_Problem statement_:
All entries are to be given again verbatim.

═══ Source records

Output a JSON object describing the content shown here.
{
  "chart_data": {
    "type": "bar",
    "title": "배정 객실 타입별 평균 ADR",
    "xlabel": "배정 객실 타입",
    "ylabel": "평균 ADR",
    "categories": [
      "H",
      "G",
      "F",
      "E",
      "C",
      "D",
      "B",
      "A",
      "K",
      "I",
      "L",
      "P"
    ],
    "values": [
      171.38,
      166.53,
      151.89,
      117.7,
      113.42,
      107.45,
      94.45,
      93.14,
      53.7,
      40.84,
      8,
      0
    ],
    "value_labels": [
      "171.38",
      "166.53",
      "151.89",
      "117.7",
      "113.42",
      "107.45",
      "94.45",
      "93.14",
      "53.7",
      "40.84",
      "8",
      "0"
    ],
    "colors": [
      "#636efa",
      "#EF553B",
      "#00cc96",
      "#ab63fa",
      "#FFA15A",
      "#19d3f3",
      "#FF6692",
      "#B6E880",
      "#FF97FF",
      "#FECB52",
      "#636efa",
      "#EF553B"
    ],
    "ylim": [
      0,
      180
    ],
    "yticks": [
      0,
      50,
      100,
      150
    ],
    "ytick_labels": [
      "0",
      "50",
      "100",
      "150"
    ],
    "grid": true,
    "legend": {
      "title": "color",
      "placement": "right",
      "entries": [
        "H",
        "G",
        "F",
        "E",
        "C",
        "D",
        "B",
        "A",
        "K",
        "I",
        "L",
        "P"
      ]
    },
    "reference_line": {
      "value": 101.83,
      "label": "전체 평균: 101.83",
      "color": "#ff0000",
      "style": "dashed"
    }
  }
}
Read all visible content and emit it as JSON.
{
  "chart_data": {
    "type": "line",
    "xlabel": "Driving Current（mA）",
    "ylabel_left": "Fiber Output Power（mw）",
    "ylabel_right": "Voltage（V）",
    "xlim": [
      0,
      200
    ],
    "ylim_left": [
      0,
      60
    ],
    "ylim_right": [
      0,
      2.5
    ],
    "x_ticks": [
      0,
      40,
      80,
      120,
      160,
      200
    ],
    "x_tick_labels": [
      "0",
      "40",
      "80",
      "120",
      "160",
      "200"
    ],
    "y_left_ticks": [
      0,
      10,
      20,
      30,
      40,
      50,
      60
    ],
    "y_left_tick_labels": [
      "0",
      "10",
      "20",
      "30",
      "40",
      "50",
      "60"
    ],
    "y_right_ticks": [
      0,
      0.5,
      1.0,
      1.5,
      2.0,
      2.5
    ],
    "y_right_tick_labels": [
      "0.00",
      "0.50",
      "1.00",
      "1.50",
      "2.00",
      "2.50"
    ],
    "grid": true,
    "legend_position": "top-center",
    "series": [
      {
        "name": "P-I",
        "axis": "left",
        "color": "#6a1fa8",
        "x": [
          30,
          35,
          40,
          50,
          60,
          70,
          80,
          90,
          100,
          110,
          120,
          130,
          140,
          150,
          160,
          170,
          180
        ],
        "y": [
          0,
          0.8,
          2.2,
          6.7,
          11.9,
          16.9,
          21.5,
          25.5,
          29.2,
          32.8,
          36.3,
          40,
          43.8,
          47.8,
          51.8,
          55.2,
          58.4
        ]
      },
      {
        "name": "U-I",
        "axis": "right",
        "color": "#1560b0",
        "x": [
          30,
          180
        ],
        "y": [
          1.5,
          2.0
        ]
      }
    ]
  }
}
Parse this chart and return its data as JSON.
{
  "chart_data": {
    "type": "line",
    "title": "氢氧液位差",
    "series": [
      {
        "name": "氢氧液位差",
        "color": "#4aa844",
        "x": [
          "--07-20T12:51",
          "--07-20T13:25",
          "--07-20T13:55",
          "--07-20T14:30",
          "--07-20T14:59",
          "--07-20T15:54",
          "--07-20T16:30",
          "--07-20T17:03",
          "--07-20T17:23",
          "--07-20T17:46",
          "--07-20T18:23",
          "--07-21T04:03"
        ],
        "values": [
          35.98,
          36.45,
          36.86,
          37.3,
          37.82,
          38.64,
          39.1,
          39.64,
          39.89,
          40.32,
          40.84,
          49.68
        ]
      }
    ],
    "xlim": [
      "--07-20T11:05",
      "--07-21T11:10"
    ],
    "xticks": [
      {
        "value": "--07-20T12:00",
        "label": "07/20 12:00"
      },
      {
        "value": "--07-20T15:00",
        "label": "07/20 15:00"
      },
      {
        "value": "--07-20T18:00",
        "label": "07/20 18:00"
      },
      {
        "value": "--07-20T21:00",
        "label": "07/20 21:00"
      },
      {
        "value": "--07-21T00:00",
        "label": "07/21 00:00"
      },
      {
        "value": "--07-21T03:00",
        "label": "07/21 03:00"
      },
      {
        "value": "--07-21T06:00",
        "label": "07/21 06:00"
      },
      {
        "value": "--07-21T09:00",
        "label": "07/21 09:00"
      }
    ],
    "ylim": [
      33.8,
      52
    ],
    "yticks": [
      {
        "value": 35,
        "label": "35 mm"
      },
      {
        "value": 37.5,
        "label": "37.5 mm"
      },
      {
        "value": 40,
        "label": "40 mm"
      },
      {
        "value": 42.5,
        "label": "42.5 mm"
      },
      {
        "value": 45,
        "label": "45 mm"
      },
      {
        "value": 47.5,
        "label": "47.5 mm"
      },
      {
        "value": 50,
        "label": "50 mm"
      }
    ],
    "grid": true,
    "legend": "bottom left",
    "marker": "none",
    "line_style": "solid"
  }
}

══════

_Written response_:
Output a JSON object describing the content shown here.
{
  "chart_data": {
    "type": "bar",
    "title": "배정 객실 타입별 평균 ADR",
    "xlabel": "배정 객실 타입",
    "ylabel": "평균 ADR",
    "categories": [
      "H",
      "G",
      "F",
      "E",
      "C",
      "D",
      "B",
      "A",
      "K",
      "I",
      "L",
      "P"
    ],
    "values": [
      171.38,
      166.53,
      151.89,
      117.7,
      113.42,
      107.45,
      94.45,
      93.14,
      53.7,
      40.84,
      8,
      0
    ],
    "value_labels": [
      "171.38",
      "166.53",
      "151.89",
      "117.7",
      "113.42",
      "107.45",
      "94.45",
      "93.14",
      "53.7",
      "40.84",
      "8",
      "0"
    ],
    "colors": [
      "#636efa",
      "#EF553B",
      "#00cc96",
      "#ab63fa",
      "#FFA15A",
      "#19d3f3",
      "#FF6692",
      "#B6E880",
      "#FF97FF",
      "#FECB52",
      "#636efa",
      "#EF553B"
    ],
    "ylim": [
      0,
      180
    ],
    "yticks": [
      0,
      50,
      100,
      150
    ],
    "ytick_labels": [
      "0",
      "50",
      "100",
      "150"
    ],
    "grid": true,
    "legend": {
      "title": "color",
      "placement": "right",
      "entries": [
        "H",
        "G",
        "F",
        "E",
        "C",
        "D",
        "B",
        "A",
        "K",
        "I",
        "L",
        "P"
      ]
    },
    "reference_line": {
      "value": 101.83,
      "label": "전체 평균: 101.83",
      "color": "#ff0000",
      "style": "dashed"
    }
  }
}
Read all visible content and emit it as JSON.
{
  "chart_data": {
    "type": "line",
    "xlabel": "Driving Current（mA）",
    "ylabel_left": "Fiber Output Power（mw）",
    "ylabel_right": "Voltage（V）",
    "xlim": [
      0,
      200
    ],
    "ylim_left": [
      0,
      60
    ],
    "ylim_right": [
      0,
      2.5
    ],
    "x_ticks": [
      0,
      40,
      80,
      120,
      160,
      200
    ],
    "x_tick_labels": [
      "0",
      "40",
      "80",
      "120",
      "160",
      "200"
    ],
    "y_left_ticks": [
      0,
      10,
      20,
      30,
      40,
      50,
      60
    ],
    "y_left_tick_labels": [
      "0",
      "10",
      "20",
      "30",
      "40",
      "50",
      "60"
    ],
    "y_right_ticks": [
      0,
      0.5,
      1.0,
      1.5,
      2.0,
      2.5
    ],
    "y_right_tick_labels": [
      "0.00",
      "0.50",
      "1.00",
      "1.50",
      "2.00",
      "2.50"
    ],
    "grid": true,
    "legend_position": "top-center",
    "series": [
      {
        "name": "P-I",
        "axis": "left",
        "color": "#6a1fa8",
        "x": [
          30,
          35,
          40,
          50,
          60,
          70,
          80,
          90,
          100,
          110,
          120,
          130,
          140,
          150,
          160,
          170,
          180
        ],
        "y": [
          0,
          0.8,
          2.2,
          6.7,
          11.9,
          16.9,
          21.5,
          25.5,
          29.2,
          32.8,
          36.3,
          40,
          43.8,
          47.8,
          51.8,
          55.2,
          58.4
        ]
      },
      {
        "name": "U-I",
        "axis": "right",
        "color": "#1560b0",
        "x": [
          30,
          180
        ],
        "y": [
          1.5,
          2.0
        ]
      }
    ]
  }
}
Parse this chart and return its data as JSON.
{
  "chart_data": {
    "type": "line",
    "title": "氢氧液位差",
    "series": [
      {
        "name": "氢氧液位差",
        "color": "#4aa844",
        "x": [
          "--07-20T12:51",
          "--07-20T13:25",
          "--07-20T13:55",
          "--07-20T14:30",
          "--07-20T14:59",
          "--07-20T15:54",
          "--07-20T16:30",
          "--07-20T17:03",
          "--07-20T17:23",
          "--07-20T17:46",
          "--07-20T18:23",
          "--07-21T04:03"
        ],
        "values": [
          35.98,
          36.45,
          36.86,
          37.3,
          37.82,
          38.64,
          39.1,
          39.64,
          39.89,
          40.32,
          40.84,
          49.68
        ]
      }
    ],
    "xlim": [
      "--07-20T11:05",
      "--07-21T11:10"
    ],
    "xticks": [
      {
        "value": "--07-20T12:00",
        "label": "07/20 12:00"
      },
      {
        "value": "--07-20T15:00",
        "label": "07/20 15:00"
      },
      {
        "value": "--07-20T18:00",
        "label": "07/20 18:00"
      },
      {
        "value": "--07-20T21:00",
        "label": "07/20 21:00"
      },
      {
        "value": "--07-21T00:00",
        "label": "07/21 00:00"
      },
      {
        "value": "--07-21T03:00",
        "label": "07/21 03:00"
      },
      {
        "value": "--07-21T06:00",
        "label": "07/21 06:00"
      },
      {
        "value": "--07-21T09:00",
        "label": "07/21 09:00"
      }
    ],
    "ylim": [
      33.8,
      52
    ],
    "yticks": [
      {
        "value": 35,
        "label": "35 mm"
      },
      {
        "value": 37.5,
        "label": "37.5 mm"
      },
      {
        "value": 40,
        "label": "40 mm"
      },
      {
        "value": 42.5,
        "label": "42.5 mm"
      },
      {
        "value": 45,
        "label": "45 mm"
      },
      {
        "value": 47.5,
        "label": "47.5 mm"
      },
      {
        "value": 50,
        "label": "50 mm"
      }
    ],
    "grid": true,
    "legend": "bottom left",
    "marker": "none",
    "line_style": "solid"
  }
}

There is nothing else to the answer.